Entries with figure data
+ + + +
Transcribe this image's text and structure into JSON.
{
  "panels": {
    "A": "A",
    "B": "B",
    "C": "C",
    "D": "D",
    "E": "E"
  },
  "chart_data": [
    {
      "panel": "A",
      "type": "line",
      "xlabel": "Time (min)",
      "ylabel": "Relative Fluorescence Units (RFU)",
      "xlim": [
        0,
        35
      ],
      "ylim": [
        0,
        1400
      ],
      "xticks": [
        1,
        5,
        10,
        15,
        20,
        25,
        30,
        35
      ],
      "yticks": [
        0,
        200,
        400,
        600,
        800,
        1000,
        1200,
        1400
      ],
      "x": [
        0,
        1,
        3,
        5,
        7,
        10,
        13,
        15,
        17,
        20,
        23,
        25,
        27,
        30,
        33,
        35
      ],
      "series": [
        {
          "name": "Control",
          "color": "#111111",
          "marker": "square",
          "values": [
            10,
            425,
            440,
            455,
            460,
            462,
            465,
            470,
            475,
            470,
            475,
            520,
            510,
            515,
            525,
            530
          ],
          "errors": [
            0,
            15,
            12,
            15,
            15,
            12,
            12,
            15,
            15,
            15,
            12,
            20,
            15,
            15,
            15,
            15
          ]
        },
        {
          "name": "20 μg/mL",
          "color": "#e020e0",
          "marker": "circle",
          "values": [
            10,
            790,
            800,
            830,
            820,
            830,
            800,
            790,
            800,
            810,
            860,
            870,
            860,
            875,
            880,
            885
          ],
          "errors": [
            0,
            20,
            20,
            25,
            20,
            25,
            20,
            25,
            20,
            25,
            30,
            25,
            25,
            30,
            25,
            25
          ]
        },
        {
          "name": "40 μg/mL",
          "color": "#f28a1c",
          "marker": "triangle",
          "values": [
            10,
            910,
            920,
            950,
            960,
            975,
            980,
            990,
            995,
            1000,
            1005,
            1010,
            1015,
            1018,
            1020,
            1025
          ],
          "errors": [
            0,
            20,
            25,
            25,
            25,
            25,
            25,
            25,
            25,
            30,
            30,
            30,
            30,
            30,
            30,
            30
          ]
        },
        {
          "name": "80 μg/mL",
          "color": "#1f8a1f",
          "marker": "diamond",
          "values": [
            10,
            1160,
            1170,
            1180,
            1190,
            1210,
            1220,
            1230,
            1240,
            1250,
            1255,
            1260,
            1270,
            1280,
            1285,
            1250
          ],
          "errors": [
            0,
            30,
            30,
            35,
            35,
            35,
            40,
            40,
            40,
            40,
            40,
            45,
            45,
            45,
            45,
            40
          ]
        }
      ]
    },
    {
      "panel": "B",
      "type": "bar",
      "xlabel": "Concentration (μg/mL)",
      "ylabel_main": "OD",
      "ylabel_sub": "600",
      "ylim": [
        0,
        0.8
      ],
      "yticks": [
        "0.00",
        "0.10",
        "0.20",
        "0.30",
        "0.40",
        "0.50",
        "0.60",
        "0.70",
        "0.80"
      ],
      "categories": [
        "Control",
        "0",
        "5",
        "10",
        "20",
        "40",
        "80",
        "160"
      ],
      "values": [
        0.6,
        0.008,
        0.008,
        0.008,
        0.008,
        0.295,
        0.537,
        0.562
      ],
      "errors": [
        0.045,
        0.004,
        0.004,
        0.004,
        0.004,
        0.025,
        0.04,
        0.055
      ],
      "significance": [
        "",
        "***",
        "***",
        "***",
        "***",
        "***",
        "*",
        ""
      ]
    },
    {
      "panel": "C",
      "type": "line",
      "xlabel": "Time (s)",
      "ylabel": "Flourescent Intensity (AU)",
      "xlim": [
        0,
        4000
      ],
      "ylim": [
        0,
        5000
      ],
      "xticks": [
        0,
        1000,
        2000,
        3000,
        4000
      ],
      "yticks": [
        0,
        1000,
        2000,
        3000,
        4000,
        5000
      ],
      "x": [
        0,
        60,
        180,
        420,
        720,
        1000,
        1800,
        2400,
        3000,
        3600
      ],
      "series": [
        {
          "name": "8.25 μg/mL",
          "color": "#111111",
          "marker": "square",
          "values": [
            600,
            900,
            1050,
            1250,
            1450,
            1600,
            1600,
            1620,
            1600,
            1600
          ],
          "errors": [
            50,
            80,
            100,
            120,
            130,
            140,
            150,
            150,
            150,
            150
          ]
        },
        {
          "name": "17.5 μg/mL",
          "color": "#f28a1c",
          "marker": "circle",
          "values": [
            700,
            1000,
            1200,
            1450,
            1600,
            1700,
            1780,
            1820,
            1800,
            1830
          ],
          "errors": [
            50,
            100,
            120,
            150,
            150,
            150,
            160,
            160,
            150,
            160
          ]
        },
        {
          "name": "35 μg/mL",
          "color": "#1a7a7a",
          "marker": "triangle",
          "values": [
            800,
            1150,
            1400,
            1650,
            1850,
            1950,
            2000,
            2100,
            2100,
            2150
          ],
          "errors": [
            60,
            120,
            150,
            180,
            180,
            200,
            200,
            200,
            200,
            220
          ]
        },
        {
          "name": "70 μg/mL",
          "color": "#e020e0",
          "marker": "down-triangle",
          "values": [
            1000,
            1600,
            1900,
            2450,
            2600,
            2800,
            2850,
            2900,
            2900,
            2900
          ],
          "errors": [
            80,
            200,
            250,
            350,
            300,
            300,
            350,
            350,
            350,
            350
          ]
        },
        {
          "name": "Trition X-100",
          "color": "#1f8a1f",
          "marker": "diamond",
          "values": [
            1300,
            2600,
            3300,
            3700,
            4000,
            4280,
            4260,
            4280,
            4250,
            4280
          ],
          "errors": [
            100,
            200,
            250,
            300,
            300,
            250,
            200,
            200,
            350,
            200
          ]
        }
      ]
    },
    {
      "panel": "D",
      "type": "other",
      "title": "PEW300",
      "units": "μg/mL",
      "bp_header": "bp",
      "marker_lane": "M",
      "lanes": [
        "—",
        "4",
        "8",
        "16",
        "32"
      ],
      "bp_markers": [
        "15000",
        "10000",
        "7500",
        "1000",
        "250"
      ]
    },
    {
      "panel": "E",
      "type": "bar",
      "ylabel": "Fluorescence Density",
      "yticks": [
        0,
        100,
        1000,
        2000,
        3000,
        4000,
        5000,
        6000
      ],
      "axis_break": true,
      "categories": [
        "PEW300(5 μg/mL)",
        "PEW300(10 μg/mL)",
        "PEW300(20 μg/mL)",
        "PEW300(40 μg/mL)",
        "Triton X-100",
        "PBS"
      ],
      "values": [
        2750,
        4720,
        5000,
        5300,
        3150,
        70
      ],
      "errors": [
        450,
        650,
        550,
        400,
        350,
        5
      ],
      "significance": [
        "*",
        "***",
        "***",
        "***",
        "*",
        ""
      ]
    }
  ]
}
+ + + +
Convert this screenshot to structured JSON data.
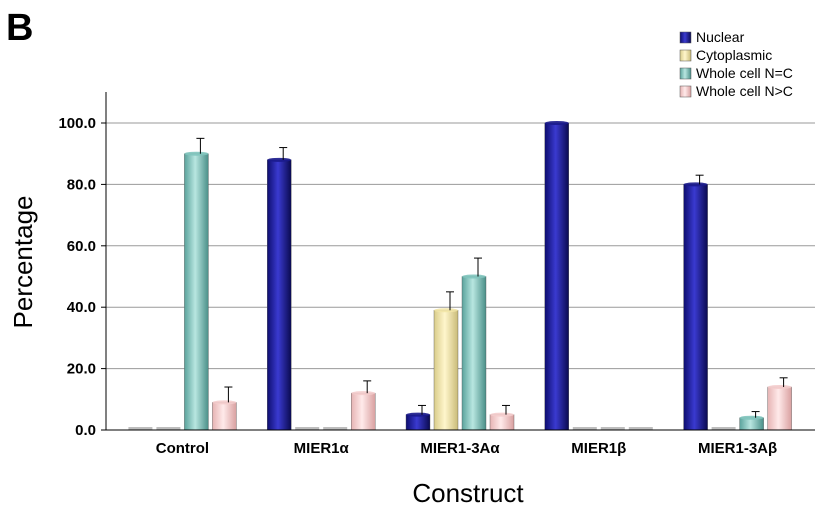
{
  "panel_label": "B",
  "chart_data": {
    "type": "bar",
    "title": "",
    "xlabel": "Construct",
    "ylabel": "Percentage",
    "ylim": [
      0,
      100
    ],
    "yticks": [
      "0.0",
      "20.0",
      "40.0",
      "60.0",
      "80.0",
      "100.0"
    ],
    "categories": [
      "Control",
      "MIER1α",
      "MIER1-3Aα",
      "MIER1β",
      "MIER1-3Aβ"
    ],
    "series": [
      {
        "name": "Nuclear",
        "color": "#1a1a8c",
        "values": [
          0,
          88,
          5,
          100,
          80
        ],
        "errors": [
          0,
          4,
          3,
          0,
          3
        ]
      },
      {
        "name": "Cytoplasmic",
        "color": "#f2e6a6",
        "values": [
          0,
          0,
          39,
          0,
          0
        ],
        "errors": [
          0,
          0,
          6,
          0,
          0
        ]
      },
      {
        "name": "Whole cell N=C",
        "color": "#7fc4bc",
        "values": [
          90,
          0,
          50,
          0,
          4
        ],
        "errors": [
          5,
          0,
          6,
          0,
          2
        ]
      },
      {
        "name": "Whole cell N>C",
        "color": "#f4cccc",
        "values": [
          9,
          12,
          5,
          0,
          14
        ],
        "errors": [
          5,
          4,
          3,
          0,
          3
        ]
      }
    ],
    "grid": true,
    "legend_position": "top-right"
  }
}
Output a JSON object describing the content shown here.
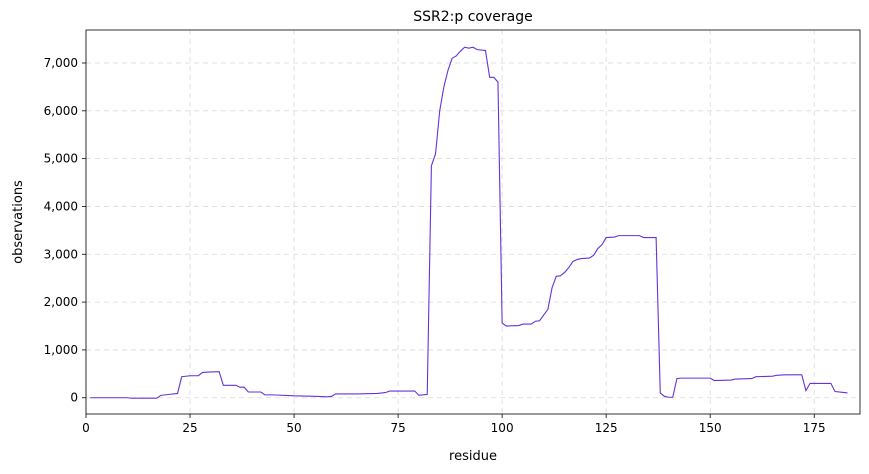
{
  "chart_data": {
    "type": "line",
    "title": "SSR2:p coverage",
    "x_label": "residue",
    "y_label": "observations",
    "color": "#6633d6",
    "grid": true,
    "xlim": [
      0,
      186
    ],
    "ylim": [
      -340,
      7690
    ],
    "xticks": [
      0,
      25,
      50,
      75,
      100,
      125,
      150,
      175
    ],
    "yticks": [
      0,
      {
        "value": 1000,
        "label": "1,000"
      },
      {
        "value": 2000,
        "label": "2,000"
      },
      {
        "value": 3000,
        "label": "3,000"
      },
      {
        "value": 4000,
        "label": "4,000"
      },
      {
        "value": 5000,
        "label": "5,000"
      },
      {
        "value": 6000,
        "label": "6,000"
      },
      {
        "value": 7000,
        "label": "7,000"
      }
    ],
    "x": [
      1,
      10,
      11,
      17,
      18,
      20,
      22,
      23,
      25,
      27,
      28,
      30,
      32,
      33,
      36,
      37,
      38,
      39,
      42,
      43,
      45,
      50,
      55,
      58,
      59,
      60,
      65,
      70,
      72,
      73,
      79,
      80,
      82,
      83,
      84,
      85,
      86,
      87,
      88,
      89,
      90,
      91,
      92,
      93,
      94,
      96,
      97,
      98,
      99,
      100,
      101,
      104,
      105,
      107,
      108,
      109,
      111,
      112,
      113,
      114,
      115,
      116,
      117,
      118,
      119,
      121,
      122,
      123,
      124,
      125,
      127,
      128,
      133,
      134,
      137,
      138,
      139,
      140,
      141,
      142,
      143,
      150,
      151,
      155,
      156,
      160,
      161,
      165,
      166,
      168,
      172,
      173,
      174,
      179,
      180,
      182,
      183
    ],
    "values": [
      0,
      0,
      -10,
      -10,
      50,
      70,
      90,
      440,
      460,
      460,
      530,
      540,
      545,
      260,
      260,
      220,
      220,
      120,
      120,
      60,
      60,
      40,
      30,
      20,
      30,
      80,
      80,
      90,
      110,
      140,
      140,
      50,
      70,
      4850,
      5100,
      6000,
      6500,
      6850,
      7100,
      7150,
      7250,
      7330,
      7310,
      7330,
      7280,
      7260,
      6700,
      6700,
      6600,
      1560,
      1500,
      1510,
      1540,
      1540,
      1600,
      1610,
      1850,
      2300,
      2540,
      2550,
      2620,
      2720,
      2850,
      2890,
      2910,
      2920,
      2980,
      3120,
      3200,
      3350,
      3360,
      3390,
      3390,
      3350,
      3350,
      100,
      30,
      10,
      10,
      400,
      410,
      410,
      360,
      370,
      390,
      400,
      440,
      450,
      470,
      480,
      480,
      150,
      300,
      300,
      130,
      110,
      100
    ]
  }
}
+ + + +
YOUR OBJECTIVE:
Identify each line in the entries with the word "Whole" and copy it.

THE OUTPUT:
        "name": "Whole cell N=C",
        "name": "Whole cell N>C",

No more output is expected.